--- Problem to solve ---
Gather all lines in the data that hold the string "content".

* start *

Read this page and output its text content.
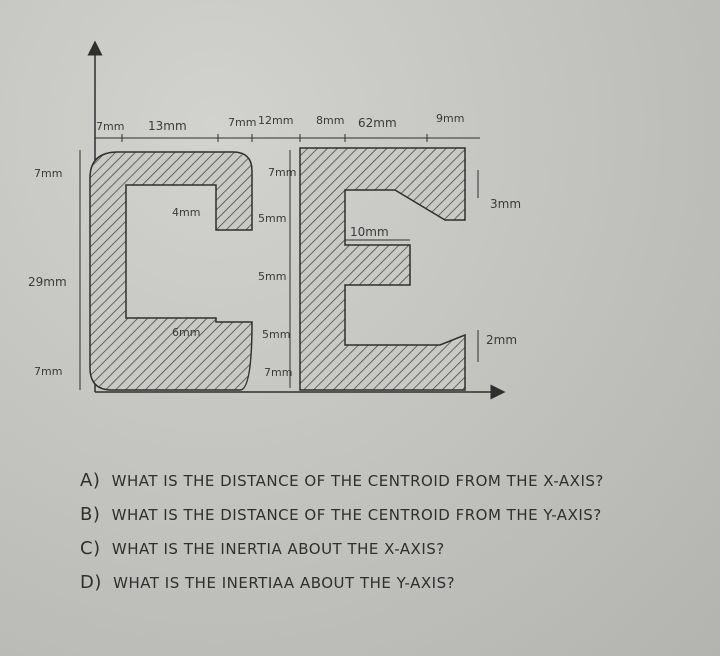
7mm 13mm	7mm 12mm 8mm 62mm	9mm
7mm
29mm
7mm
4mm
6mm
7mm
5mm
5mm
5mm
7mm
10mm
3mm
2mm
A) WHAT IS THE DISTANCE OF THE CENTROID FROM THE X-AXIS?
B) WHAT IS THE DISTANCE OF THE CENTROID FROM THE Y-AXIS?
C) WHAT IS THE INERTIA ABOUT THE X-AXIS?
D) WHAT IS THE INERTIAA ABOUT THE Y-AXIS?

* end *
* start *

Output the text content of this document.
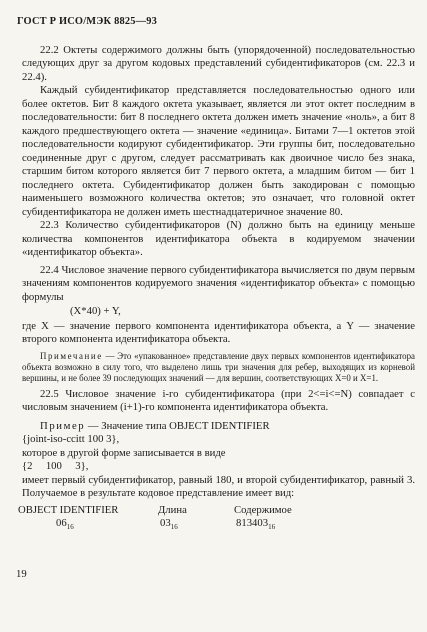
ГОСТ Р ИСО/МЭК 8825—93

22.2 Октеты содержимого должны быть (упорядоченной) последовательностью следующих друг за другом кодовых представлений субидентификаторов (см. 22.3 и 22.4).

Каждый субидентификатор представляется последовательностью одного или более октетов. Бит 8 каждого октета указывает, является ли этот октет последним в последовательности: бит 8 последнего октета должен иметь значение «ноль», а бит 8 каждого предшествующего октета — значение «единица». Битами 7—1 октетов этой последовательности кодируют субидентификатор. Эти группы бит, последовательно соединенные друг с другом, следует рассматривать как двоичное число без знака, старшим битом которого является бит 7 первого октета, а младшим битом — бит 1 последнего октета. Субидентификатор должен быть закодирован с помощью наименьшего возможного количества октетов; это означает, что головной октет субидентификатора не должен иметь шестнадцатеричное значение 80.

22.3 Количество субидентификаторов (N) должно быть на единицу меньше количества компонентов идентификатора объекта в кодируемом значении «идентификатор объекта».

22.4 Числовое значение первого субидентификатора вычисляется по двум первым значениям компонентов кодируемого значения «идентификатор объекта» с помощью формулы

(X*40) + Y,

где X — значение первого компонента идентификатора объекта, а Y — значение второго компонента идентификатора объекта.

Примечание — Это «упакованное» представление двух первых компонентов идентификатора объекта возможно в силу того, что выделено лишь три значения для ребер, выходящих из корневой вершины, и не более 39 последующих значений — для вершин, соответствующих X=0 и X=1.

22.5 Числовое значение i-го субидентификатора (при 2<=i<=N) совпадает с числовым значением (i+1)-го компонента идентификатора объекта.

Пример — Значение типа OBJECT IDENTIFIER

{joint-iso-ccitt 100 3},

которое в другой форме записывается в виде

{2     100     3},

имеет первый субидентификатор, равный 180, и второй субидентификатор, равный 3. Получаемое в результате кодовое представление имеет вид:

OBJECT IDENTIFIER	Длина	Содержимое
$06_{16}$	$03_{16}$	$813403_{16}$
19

* end *
* start *

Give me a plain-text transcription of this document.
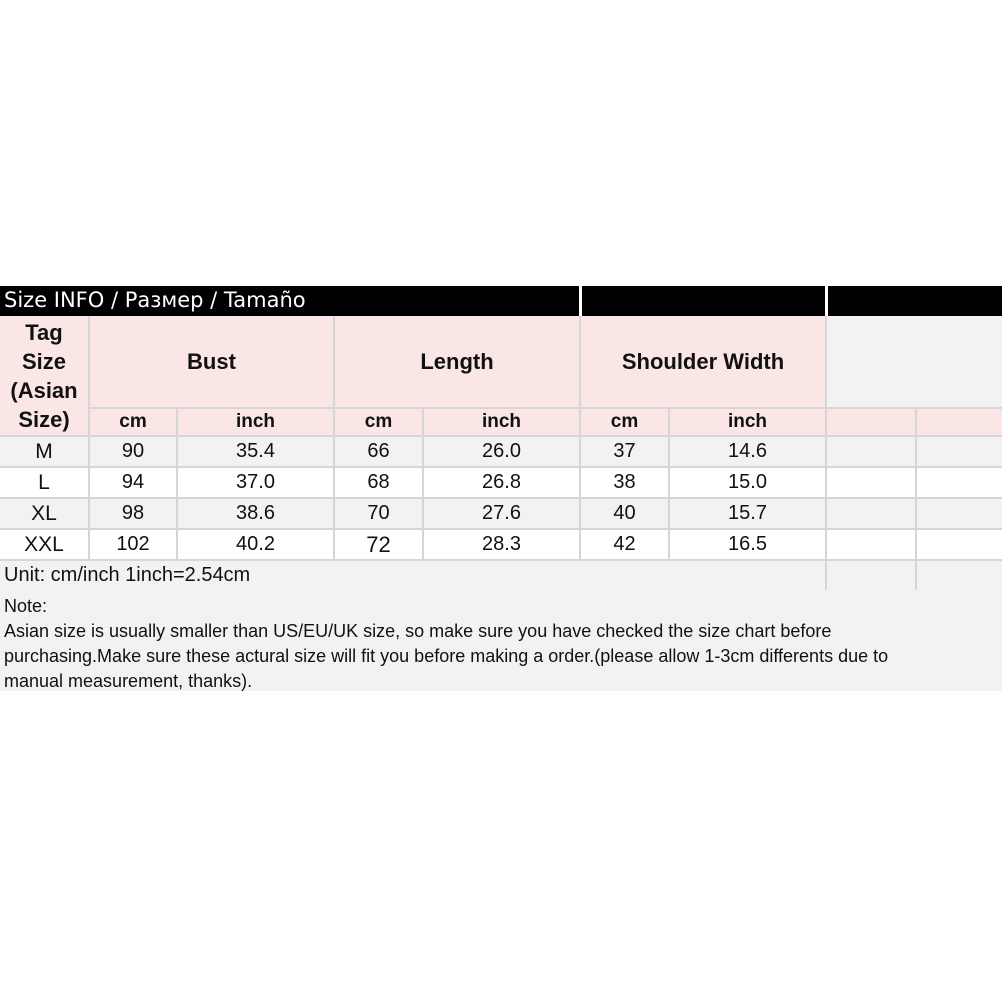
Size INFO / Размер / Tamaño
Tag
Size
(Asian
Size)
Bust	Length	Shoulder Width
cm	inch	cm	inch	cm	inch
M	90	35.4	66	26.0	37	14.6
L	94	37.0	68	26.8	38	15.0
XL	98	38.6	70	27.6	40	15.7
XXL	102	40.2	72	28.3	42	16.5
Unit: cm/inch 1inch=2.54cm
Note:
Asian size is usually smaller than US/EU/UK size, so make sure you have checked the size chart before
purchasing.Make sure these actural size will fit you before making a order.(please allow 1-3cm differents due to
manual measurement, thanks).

* end *

--- Worked solution ---
Read this page and output its text content.
Output the text content of this document.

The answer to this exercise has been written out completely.